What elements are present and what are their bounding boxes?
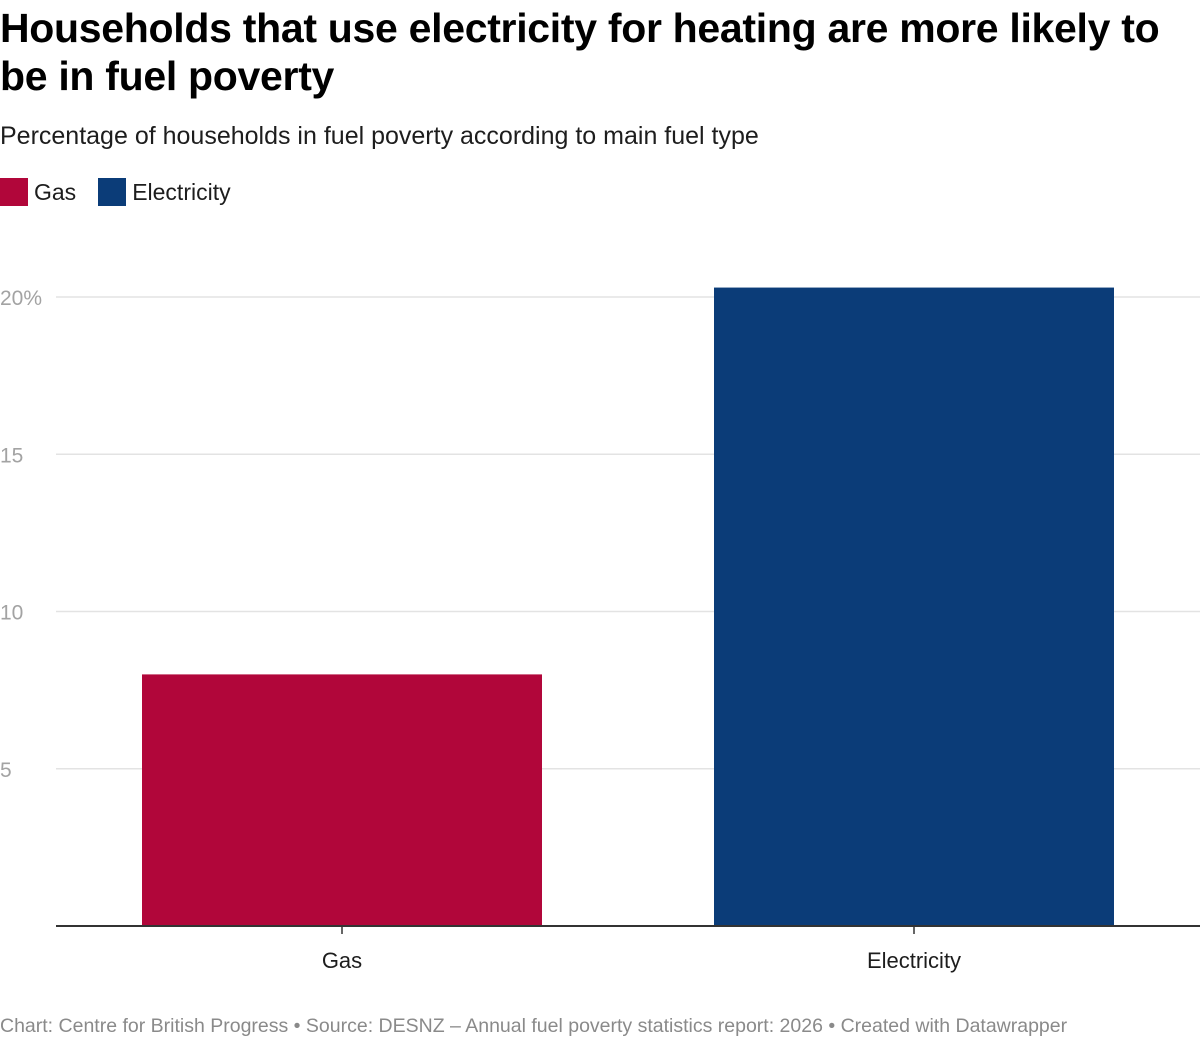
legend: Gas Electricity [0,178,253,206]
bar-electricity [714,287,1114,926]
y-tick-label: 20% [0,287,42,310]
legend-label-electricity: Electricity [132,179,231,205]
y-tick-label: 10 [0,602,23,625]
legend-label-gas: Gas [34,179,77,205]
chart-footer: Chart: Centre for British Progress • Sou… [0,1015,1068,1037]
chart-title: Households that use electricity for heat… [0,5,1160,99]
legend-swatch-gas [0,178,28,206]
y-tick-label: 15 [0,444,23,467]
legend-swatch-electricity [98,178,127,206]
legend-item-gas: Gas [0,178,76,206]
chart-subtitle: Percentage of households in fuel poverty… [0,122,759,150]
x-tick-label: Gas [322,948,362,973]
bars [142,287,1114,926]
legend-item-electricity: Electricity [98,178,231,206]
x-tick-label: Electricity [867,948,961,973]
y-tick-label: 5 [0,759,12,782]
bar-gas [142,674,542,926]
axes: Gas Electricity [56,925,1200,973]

--

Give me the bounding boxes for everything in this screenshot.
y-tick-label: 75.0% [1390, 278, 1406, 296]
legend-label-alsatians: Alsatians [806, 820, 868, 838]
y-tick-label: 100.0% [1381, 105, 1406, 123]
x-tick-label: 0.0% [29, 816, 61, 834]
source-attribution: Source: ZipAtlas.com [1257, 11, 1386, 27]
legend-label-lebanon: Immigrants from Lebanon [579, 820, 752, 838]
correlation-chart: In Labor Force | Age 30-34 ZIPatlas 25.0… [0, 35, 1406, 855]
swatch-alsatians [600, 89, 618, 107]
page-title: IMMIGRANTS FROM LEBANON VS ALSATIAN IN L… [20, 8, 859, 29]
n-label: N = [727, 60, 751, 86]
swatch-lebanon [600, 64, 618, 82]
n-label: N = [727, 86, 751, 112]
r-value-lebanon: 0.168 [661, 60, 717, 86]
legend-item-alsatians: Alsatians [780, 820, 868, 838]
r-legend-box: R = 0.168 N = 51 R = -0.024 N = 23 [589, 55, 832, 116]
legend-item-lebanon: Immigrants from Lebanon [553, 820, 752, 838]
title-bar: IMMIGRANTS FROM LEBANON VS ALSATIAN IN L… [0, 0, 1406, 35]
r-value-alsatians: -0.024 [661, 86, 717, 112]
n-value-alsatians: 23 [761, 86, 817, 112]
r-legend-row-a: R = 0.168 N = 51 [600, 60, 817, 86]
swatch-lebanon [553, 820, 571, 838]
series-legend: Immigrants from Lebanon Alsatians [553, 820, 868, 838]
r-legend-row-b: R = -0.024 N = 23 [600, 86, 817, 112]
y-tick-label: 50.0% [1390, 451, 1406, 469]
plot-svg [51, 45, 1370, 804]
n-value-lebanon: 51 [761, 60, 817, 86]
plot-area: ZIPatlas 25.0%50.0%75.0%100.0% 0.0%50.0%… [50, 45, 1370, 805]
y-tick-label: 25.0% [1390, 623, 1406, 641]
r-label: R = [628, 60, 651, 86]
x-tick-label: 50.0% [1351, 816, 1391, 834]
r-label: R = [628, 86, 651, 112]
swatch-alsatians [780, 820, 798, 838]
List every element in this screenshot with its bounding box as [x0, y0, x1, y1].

* * *

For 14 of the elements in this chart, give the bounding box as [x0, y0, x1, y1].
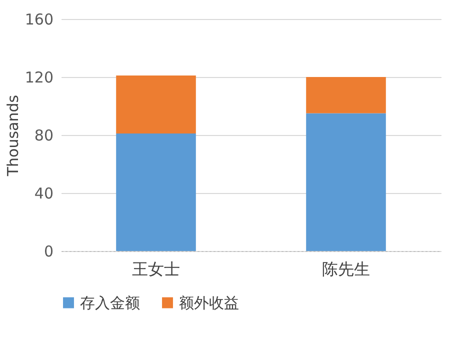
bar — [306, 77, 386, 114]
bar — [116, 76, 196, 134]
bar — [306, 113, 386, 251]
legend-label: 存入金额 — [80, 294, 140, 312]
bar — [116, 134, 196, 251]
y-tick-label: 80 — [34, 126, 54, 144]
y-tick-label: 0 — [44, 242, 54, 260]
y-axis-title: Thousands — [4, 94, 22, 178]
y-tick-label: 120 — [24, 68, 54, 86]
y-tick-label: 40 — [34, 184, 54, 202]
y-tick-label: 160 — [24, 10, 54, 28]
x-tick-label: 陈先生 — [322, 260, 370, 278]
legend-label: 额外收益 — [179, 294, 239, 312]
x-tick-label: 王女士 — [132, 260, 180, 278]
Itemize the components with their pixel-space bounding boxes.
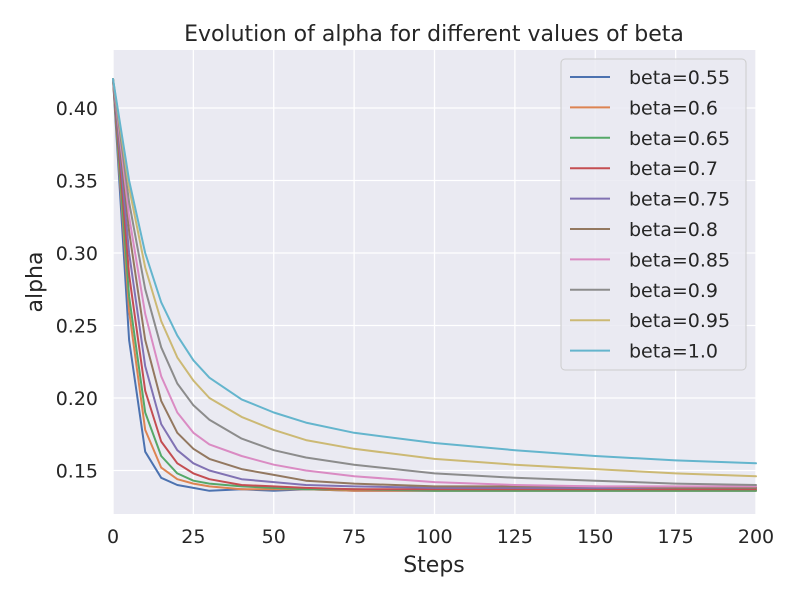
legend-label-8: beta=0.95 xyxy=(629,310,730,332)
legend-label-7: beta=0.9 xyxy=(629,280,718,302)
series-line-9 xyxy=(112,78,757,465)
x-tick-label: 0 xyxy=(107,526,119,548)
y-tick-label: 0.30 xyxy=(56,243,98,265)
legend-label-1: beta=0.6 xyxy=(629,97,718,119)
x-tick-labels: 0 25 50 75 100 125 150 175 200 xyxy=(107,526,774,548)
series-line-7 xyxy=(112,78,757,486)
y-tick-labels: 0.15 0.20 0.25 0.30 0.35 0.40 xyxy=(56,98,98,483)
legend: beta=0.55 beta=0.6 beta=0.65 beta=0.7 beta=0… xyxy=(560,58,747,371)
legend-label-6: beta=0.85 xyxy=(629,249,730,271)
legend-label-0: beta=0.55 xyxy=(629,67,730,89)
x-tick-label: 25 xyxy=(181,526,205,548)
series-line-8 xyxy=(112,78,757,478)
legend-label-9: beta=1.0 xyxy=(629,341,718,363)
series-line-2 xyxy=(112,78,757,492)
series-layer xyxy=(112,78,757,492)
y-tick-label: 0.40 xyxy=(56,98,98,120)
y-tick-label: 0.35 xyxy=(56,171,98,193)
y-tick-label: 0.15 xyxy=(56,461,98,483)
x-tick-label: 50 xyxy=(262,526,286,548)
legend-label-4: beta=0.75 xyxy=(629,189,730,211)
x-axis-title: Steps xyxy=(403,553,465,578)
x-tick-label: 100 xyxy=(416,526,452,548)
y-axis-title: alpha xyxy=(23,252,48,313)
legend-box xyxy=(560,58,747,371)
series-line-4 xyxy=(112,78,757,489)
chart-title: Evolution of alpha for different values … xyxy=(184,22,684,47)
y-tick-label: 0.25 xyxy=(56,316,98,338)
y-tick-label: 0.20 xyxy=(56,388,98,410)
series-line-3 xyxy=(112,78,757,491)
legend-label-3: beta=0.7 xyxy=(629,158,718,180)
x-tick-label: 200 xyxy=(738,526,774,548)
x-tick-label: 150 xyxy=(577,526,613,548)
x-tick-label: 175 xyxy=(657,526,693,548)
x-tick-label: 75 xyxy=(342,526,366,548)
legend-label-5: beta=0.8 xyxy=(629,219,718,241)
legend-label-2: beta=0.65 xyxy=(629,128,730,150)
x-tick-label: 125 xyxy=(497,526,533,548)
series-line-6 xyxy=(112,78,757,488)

SHORT TASK: Copy the lines from the one containing "legend-label-8: beta=0.95 xyxy=(629,310,730,332)" through the one containing "x-tick-labels: 0 25", both included, substituting "series-line-10" for "series-line-9" and leaving everything else unchanged.

ANSWER FOR THIS EXERCISE:
legend-label-8: beta=0.95 xyxy=(629,310,730,332)
legend-label-7: beta=0.9 xyxy=(629,280,718,302)
series-line-10 xyxy=(112,78,757,465)
x-tick-label: 0 xyxy=(107,526,119,548)
y-tick-label: 0.30 xyxy=(56,243,98,265)
legend-label-1: beta=0.6 xyxy=(629,97,718,119)
x-tick-labels: 0 25 50 75 100 125 150 175 200 xyxy=(107,526,774,548)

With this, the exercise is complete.